The most important of these recommendations are to increase the maximum age limit of an eligible child to eight years or to 16 in the case of a child with a disability; to comply with disability legislation there is probably a good case to be made for increasing the age limit to 18; to introduce a statutory entitlement to take the 14 weeks parental leave in separate blocks; and to allow an employee who is unable to care for a child on becoming ill to suspend the period of parental leave. These are significant areas of agreement and they must be welcomed. There are some particular areas of the legislation on which I wish to comment. Much of the impetus for the legislation is to better improve the work-life balance in Ireland. Research carried out by the working group highlighted that employees rated spending more quality time with their children as the biggest advantage in taking parental leave. At the same time, employers considered that the biggest advantage of parental leave to them came from happier, more contented employees. It follows, therefore, that the reconciliation of the work-life balance is important to workers and employers. In the case of employers, the difference is they will have to pay for it and, in my experience, are reluctant to do so.
We are striving to develop measures that reflect the reality of modern life, that reflect the reality of the modern workplace. In these measures, the personal and social responsibilities of employees should be taken into account. Achieving a greater work-life balance involves giving people the autonomy to determine their own working lives and to manage them in a way that is more flexible and more suitable to their needs. In making parental leave more flexible, this legislation certainly improves the position and, therefore, I welcome it. In saying that, however, some areas need to be examined further.
I am disappointed the working group as a whole could not agree on the issues of paid parental leave, and I am not alone in this. By not giving paid parental leave we are disadvantaging some of the most vulnerable in society, namely working people and especially working mothers. Deputies English, Penrose and I were members of the child care working group of the National Economic and Social Forum which grappled with the issue and we came across the same reluctance on the part of employers in particular about extending this measure.
Mr. Carey: From experience in dealing with parents in my constituency, I can see that it is mostly mothers who are put at risk of not being able to take advantage of parental leave. As studies carried out in other countries have shown, the availability of parental leave for the first year of a child’s life makes economic sense. For example, it has been clearly shown that women who are allowed to spend the first year of a child’s life at home are more likely to return full time to the workforce, whereas when women are forced to leave the workforce it results in a major loss to the economy. This is why I look forward to the enlightened measures I have no doubt the Government will introduce in the area of child care, which will make provision for people to stay at home with their children and not be financially disadvantaged.
Furthermore, people on low incomes will not be able to take unpaid leave. Who can afford to take time off without pay when they are on a low income? How could a single parent avail of parental leave without pay? We are serious about giving leave, but taking leave at one’s own expense may be prohibitive in many instances. There is maternity leave and maternity payment. We introduced carer’s benefit to go with carer’s leave and it has been successful. On this issue, we have to start somewhere. As a Government, it is time to look at other measures and treat further development seriously.

• **Job**
Decide whether each statement below agrees with the parental leave debate above, and answer yes or no with the deciding words from the debate, quoted exactly. (a) Employees rated more quality time with their children as the biggest advantage of taking parental leave. (b) The working group as a whole agreed on paid parental leave. (c) Carer’s benefit was introduced to go with carer’s leave.

• **Dataset rows**
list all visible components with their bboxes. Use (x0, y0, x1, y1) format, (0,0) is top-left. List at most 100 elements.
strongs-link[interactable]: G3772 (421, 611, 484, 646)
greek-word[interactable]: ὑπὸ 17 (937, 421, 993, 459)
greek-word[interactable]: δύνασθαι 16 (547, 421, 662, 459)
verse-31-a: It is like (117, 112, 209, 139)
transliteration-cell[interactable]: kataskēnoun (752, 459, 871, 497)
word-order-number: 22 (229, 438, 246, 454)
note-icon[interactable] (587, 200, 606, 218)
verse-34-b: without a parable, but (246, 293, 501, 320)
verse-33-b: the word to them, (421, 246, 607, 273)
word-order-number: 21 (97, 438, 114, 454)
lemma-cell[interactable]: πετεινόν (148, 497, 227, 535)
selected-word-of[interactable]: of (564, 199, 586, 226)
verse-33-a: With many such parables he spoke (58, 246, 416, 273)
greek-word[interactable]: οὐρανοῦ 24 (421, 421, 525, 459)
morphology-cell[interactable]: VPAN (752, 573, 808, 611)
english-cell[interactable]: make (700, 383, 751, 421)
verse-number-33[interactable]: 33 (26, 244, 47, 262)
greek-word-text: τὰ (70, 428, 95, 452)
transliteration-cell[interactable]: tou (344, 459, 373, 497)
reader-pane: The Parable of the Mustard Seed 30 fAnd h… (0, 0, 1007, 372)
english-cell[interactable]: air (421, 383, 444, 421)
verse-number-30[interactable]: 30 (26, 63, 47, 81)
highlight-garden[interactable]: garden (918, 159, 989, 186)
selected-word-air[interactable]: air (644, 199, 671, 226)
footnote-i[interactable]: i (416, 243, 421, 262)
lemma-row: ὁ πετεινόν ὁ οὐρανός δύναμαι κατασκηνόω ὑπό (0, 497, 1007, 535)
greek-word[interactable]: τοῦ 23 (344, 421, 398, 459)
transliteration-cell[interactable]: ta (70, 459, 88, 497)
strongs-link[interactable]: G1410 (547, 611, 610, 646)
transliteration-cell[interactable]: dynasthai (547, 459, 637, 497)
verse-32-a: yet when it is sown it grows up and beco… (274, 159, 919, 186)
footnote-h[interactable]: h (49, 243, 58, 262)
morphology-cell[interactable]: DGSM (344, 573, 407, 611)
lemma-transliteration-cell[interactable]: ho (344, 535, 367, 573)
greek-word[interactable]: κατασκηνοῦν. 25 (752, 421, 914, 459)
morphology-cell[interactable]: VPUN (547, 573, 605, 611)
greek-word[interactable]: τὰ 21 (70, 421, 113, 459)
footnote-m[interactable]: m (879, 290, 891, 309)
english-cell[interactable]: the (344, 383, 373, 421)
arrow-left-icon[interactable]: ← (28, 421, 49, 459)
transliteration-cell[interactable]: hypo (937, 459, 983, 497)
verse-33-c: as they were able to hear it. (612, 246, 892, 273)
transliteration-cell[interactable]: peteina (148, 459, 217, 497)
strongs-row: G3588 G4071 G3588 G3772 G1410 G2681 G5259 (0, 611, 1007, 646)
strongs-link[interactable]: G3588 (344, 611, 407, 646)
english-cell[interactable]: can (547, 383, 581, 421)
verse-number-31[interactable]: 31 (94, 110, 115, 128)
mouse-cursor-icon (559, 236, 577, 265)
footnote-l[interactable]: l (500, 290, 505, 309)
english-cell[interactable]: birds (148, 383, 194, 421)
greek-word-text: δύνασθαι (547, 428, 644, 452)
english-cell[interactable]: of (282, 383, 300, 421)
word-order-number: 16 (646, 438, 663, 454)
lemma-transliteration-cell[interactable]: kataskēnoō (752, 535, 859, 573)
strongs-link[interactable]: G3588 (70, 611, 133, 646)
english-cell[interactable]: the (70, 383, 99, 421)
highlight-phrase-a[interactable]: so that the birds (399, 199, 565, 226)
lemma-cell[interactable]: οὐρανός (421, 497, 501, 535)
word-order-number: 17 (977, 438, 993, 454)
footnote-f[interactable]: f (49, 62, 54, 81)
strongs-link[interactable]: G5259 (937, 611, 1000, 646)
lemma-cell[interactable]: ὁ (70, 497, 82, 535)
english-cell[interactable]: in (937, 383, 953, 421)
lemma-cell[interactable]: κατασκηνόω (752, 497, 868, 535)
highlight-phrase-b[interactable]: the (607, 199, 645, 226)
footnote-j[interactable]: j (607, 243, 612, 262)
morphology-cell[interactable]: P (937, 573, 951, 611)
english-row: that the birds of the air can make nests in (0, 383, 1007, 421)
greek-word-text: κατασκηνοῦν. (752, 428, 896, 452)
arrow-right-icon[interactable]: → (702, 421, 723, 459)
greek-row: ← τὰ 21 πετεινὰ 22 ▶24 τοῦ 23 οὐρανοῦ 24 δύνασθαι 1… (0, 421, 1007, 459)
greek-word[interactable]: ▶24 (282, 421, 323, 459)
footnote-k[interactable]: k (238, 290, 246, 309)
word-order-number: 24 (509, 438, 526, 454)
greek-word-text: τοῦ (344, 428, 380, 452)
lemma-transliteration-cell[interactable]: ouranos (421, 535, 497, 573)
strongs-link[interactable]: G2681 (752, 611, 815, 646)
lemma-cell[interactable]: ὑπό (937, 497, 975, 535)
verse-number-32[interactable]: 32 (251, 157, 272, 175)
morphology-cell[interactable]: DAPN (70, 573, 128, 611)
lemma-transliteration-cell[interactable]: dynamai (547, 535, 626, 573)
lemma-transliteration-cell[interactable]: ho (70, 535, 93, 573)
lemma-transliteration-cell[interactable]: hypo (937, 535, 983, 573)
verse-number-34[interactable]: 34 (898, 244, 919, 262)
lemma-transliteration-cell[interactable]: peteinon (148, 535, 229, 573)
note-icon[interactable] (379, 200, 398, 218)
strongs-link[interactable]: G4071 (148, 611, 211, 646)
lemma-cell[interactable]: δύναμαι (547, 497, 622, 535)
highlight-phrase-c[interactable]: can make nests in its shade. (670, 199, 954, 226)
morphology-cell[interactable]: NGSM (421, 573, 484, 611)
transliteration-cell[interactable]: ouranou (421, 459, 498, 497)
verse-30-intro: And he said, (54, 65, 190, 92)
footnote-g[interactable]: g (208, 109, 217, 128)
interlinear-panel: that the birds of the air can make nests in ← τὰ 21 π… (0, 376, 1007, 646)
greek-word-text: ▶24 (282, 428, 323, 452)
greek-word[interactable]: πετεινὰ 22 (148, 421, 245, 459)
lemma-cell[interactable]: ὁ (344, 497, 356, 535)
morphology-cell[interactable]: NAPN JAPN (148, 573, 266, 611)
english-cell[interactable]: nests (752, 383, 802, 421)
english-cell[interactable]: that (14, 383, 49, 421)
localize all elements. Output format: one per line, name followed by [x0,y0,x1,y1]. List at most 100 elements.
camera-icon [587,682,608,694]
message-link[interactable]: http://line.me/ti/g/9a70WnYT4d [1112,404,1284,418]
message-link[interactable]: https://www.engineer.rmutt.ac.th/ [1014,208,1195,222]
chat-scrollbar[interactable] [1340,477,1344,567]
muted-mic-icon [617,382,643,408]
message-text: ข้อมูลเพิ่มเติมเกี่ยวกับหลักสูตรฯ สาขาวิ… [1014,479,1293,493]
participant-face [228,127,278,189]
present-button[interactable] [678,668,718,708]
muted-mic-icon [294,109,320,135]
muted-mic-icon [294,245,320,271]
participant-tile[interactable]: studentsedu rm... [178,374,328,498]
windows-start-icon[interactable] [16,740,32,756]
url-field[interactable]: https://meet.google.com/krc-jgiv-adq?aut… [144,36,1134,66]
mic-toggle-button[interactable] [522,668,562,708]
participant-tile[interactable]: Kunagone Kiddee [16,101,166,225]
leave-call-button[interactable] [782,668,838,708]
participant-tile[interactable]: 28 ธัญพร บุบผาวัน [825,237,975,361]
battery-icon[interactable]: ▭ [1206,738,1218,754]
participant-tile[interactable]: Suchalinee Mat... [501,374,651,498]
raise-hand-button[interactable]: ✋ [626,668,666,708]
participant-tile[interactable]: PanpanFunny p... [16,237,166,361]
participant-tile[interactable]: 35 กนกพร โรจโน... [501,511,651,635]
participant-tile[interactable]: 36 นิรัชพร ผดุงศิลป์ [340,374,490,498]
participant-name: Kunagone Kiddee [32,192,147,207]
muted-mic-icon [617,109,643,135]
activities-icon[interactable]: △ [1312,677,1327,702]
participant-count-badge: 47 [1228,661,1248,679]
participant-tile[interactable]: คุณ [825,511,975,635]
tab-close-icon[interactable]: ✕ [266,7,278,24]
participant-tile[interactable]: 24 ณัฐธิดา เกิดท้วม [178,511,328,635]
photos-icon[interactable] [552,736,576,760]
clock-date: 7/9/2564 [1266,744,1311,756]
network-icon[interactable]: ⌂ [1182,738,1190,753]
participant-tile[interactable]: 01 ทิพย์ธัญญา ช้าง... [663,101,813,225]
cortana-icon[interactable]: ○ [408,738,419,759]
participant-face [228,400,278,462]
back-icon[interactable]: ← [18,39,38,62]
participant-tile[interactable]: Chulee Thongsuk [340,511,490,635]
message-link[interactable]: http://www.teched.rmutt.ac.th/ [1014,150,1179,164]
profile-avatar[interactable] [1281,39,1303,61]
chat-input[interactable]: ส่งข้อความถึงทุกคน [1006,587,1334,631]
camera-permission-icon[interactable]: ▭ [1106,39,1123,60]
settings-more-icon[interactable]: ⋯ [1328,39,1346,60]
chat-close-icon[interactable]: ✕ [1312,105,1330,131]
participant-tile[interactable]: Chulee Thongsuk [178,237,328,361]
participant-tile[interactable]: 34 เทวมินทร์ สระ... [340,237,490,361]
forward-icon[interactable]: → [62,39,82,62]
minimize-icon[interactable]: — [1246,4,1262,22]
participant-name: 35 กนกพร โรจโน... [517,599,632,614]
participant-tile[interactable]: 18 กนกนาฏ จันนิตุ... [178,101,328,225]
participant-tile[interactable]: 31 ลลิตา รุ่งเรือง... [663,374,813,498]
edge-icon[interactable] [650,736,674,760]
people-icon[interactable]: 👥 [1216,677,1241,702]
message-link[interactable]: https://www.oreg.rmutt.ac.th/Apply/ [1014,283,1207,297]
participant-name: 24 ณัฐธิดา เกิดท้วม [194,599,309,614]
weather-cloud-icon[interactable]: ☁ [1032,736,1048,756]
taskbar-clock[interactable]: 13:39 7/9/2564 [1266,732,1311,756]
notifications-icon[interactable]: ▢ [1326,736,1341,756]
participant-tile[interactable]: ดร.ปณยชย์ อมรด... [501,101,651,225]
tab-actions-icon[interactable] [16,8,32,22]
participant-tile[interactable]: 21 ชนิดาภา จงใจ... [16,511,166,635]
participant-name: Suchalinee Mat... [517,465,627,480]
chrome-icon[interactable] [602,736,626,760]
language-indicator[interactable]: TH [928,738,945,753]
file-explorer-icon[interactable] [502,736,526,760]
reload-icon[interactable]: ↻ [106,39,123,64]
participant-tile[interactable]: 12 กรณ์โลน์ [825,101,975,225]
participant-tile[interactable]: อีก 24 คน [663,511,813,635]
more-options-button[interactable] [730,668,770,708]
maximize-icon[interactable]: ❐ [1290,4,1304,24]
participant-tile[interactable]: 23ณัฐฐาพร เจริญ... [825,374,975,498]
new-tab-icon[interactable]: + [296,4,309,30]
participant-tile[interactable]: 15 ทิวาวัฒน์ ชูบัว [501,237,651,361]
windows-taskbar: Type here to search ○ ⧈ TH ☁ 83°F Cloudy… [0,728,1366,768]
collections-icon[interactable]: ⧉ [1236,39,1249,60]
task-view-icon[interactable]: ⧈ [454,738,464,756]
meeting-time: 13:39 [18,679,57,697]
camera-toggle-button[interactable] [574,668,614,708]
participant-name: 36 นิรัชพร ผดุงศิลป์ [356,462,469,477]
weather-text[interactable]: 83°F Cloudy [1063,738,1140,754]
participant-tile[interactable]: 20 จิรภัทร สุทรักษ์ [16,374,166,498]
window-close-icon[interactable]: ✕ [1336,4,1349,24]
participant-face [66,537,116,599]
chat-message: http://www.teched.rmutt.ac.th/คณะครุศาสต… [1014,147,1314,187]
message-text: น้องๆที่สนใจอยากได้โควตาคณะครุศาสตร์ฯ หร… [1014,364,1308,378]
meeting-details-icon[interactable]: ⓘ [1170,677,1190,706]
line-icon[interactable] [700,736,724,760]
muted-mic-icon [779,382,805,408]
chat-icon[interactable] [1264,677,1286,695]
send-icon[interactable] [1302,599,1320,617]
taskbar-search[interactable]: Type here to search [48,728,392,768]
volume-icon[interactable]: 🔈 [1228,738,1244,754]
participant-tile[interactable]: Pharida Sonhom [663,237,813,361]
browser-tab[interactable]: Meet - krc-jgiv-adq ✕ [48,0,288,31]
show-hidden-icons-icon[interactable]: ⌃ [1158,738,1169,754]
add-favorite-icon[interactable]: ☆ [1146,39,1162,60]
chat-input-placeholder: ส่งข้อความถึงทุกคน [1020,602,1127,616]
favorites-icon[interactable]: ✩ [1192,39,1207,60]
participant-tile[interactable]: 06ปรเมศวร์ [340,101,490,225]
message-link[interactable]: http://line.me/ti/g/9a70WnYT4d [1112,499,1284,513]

• **Written solution**
(a) Yes: "employees rated spending more quality time with their children as the biggest advantage in taking parental leave"
(b) No: "I am disappointed the working group as a whole could not agree on the issues of paid parental leave"
(c) Yes: "We introduced carer’s benefit to go with carer’s leave and it has been successful."